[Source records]
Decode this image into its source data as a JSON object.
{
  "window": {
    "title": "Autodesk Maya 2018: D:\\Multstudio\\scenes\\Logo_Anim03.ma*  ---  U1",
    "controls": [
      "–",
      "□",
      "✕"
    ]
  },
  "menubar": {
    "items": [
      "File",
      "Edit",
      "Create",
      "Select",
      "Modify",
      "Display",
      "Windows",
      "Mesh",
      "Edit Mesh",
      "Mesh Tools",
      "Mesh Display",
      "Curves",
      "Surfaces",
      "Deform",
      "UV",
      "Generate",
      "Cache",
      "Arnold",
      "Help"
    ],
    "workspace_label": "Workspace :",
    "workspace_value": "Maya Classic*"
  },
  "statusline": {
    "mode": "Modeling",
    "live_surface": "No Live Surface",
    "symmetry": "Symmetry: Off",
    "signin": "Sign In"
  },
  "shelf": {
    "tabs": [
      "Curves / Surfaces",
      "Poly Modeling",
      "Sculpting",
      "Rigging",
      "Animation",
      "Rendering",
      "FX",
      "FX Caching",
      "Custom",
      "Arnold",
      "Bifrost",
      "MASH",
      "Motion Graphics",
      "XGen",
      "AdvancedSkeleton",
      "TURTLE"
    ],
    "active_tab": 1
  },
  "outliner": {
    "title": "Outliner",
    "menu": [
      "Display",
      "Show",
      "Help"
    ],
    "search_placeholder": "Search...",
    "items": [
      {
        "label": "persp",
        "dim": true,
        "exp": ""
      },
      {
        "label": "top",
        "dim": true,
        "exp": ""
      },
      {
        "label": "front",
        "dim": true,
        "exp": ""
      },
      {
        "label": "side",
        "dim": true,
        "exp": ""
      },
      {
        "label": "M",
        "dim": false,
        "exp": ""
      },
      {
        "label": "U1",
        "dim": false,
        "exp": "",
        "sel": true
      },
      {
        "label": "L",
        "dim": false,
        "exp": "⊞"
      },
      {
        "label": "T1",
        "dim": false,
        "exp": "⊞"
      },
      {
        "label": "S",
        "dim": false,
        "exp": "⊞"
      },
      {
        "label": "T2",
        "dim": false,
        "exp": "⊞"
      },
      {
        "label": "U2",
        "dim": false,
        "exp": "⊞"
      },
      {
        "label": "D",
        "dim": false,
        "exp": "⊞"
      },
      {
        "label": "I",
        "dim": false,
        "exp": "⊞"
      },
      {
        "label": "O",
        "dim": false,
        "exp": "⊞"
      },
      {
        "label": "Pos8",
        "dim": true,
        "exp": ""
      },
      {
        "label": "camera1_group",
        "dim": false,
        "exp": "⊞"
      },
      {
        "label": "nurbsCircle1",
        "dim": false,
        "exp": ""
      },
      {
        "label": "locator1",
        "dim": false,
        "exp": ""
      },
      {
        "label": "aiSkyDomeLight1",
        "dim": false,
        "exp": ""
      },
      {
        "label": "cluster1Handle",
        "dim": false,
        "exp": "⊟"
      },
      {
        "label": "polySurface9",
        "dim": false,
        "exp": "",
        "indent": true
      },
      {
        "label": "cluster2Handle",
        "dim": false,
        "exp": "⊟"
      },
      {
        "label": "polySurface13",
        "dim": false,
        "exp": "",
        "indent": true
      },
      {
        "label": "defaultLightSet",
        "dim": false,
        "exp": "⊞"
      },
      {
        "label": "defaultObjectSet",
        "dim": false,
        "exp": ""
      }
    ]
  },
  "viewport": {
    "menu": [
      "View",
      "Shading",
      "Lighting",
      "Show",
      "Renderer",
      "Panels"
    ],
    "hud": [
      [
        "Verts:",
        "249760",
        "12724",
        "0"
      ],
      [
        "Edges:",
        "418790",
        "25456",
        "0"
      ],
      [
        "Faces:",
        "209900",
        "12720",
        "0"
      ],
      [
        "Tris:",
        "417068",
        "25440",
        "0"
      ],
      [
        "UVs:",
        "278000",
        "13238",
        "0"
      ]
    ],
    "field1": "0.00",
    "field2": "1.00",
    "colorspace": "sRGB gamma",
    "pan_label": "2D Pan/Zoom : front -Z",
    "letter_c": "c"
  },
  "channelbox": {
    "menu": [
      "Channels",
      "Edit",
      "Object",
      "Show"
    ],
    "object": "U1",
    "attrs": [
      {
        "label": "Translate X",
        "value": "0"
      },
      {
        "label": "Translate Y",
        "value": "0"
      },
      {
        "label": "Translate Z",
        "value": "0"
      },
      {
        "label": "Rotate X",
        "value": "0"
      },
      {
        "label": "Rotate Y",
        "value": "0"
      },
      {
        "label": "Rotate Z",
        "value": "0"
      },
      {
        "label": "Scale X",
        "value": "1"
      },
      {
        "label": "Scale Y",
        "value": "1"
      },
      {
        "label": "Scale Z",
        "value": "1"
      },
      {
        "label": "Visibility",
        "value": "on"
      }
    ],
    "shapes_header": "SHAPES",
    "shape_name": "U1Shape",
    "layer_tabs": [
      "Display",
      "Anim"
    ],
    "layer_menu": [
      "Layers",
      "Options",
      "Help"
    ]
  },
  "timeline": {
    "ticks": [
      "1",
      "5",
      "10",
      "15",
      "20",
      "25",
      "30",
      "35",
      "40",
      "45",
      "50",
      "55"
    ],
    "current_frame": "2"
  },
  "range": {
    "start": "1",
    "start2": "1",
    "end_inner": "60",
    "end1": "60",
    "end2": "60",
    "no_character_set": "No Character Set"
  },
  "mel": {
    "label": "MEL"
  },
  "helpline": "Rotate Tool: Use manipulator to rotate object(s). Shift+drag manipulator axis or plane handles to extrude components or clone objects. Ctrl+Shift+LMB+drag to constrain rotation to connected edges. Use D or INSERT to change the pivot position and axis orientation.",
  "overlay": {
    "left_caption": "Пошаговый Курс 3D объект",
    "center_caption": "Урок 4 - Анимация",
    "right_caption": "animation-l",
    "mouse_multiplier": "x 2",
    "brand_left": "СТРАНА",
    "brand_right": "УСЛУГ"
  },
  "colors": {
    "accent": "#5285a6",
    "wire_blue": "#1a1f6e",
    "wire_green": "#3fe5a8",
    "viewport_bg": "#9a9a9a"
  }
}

> _Written instruction_:
Copy out the full material exactly as it appears.

> _Task solution_:
Decode this image into its source data as a JSON object.
{
  "window": {
    "title": "Autodesk Maya 2018: D:\\Multstudio\\scenes\\Logo_Anim03.ma*  ---  U1",
    "controls": [
      "–",
      "□",
      "✕"
    ]
  },
  "menubar": {
    "items": [
      "File",
      "Edit",
      "Create",
      "Select",
      "Modify",
      "Display",
      "Windows",
      "Mesh",
      "Edit Mesh",
      "Mesh Tools",
      "Mesh Display",
      "Curves",
      "Surfaces",
      "Deform",
      "UV",
      "Generate",
      "Cache",
      "Arnold",
      "Help"
    ],
    "workspace_label": "Workspace :",
    "workspace_value": "Maya Classic*"
  },
  "statusline": {
    "mode": "Modeling",
    "live_surface": "No Live Surface",
    "symmetry": "Symmetry: Off",
    "signin": "Sign In"
  },
  "shelf": {
    "tabs": [
      "Curves / Surfaces",
      "Poly Modeling",
      "Sculpting",
      "Rigging",
      "Animation",
      "Rendering",
      "FX",
      "FX Caching",
      "Custom",
      "Arnold",
      "Bifrost",
      "MASH",
      "Motion Graphics",
      "XGen",
      "AdvancedSkeleton",
      "TURTLE"
    ],
    "active_tab": 1
  },
  "outliner": {
    "title": "Outliner",
    "menu": [
      "Display",
      "Show",
      "Help"
    ],
    "search_placeholder": "Search...",
    "items": [
      {
        "label": "persp",
        "dim": true,
        "exp": ""
      },
      {
        "label": "top",
        "dim": true,
        "exp": ""
      },
      {
        "label": "front",
        "dim": true,
        "exp": ""
      },
      {
        "label": "side",
        "dim": true,
        "exp": ""
      },
      {
        "label": "M",
        "dim": false,
        "exp": ""
      },
      {
        "label": "U1",
        "dim": false,
        "exp": "",
        "sel": true
      },
      {
        "label": "L",
        "dim": false,
        "exp": "⊞"
      },
      {
        "label": "T1",
        "dim": false,
        "exp": "⊞"
      },
      {
        "label": "S",
        "dim": false,
        "exp": "⊞"
      },
      {
        "label": "T2",
        "dim": false,
        "exp": "⊞"
      },
      {
        "label": "U2",
        "dim": false,
        "exp": "⊞"
      },
      {
        "label": "D",
        "dim": false,
        "exp": "⊞"
      },
      {
        "label": "I",
        "dim": false,
        "exp": "⊞"
      },
      {
        "label": "O",
        "dim": false,
        "exp": "⊞"
      },
      {
        "label": "Pos8",
        "dim": true,
        "exp": ""
      },
      {
        "label": "camera1_group",
        "dim": false,
        "exp": "⊞"
      },
      {
        "label": "nurbsCircle1",
        "dim": false,
        "exp": ""
      },
      {
        "label": "locator1",
        "dim": false,
        "exp": ""
      },
      {
        "label": "aiSkyDomeLight1",
        "dim": false,
        "exp": ""
      },
      {
        "label": "cluster1Handle",
        "dim": false,
        "exp": "⊟"
      },
      {
        "label": "polySurface9",
        "dim": false,
        "exp": "",
        "indent": true
      },
      {
        "label": "cluster2Handle",
        "dim": false,
        "exp": "⊟"
      },
      {
        "label": "polySurface13",
        "dim": false,
        "exp": "",
        "indent": true
      },
      {
        "label": "defaultLightSet",
        "dim": false,
        "exp": "⊞"
      },
      {
        "label": "defaultObjectSet",
        "dim": false,
        "exp": ""
      }
    ]
  },
  "viewport": {
    "menu": [
      "View",
      "Shading",
      "Lighting",
      "Show",
      "Renderer",
      "Panels"
    ],
    "hud": [
      [
        "Verts:",
        "249760",
        "12724",
        "0"
      ],
      [
        "Edges:",
        "418790",
        "25456",
        "0"
      ],
      [
        "Faces:",
        "209900",
        "12720",
        "0"
      ],
      [
        "Tris:",
        "417068",
        "25440",
        "0"
      ],
      [
        "UVs:",
        "278000",
        "13238",
        "0"
      ]
    ],
    "field1": "0.00",
    "field2": "1.00",
    "colorspace": "sRGB gamma",
    "pan_label": "2D Pan/Zoom : front -Z",
    "letter_c": "c"
  },
  "channelbox": {
    "menu": [
      "Channels",
      "Edit",
      "Object",
      "Show"
    ],
    "object": "U1",
    "attrs": [
      {
        "label": "Translate X",
        "value": "0"
      },
      {
        "label": "Translate Y",
        "value": "0"
      },
      {
        "label": "Translate Z",
        "value": "0"
      },
      {
        "label": "Rotate X",
        "value": "0"
      },
      {
        "label": "Rotate Y",
        "value": "0"
      },
      {
        "label": "Rotate Z",
        "value": "0"
      },
      {
        "label": "Scale X",
        "value": "1"
      },
      {
        "label": "Scale Y",
        "value": "1"
      },
      {
        "label": "Scale Z",
        "value": "1"
      },
      {
        "label": "Visibility",
        "value": "on"
      }
    ],
    "shapes_header": "SHAPES",
    "shape_name": "U1Shape",
    "layer_tabs": [
      "Display",
      "Anim"
    ],
    "layer_menu": [
      "Layers",
      "Options",
      "Help"
    ]
  },
  "timeline": {
    "ticks": [
      "1",
      "5",
      "10",
      "15",
      "20",
      "25",
      "30",
      "35",
      "40",
      "45",
      "50",
      "55"
    ],
    "current_frame": "2"
  },
  "range": {
    "start": "1",
    "start2": "1",
    "end_inner": "60",
    "end1": "60",
    "end2": "60",
    "no_character_set": "No Character Set"
  },
  "mel": {
    "label": "MEL"
  },
  "helpline": "Rotate Tool: Use manipulator to rotate object(s). Shift+drag manipulator axis or plane handles to extrude components or clone objects. Ctrl+Shift+LMB+drag to constrain rotation to connected edges. Use D or INSERT to change the pivot position and axis orientation.",
  "overlay": {
    "left_caption": "Пошаговый Курс 3D объект",
    "center_caption": "Урок 4 - Анимация",
    "right_caption": "animation-l",
    "mouse_multiplier": "x 2",
    "brand_left": "СТРАНА",
    "brand_right": "УСЛУГ"
  },
  "colors": {
    "accent": "#5285a6",
    "wire_blue": "#1a1f6e",
    "wire_green": "#3fe5a8",
    "viewport_bg": "#9a9a9a"
  }
}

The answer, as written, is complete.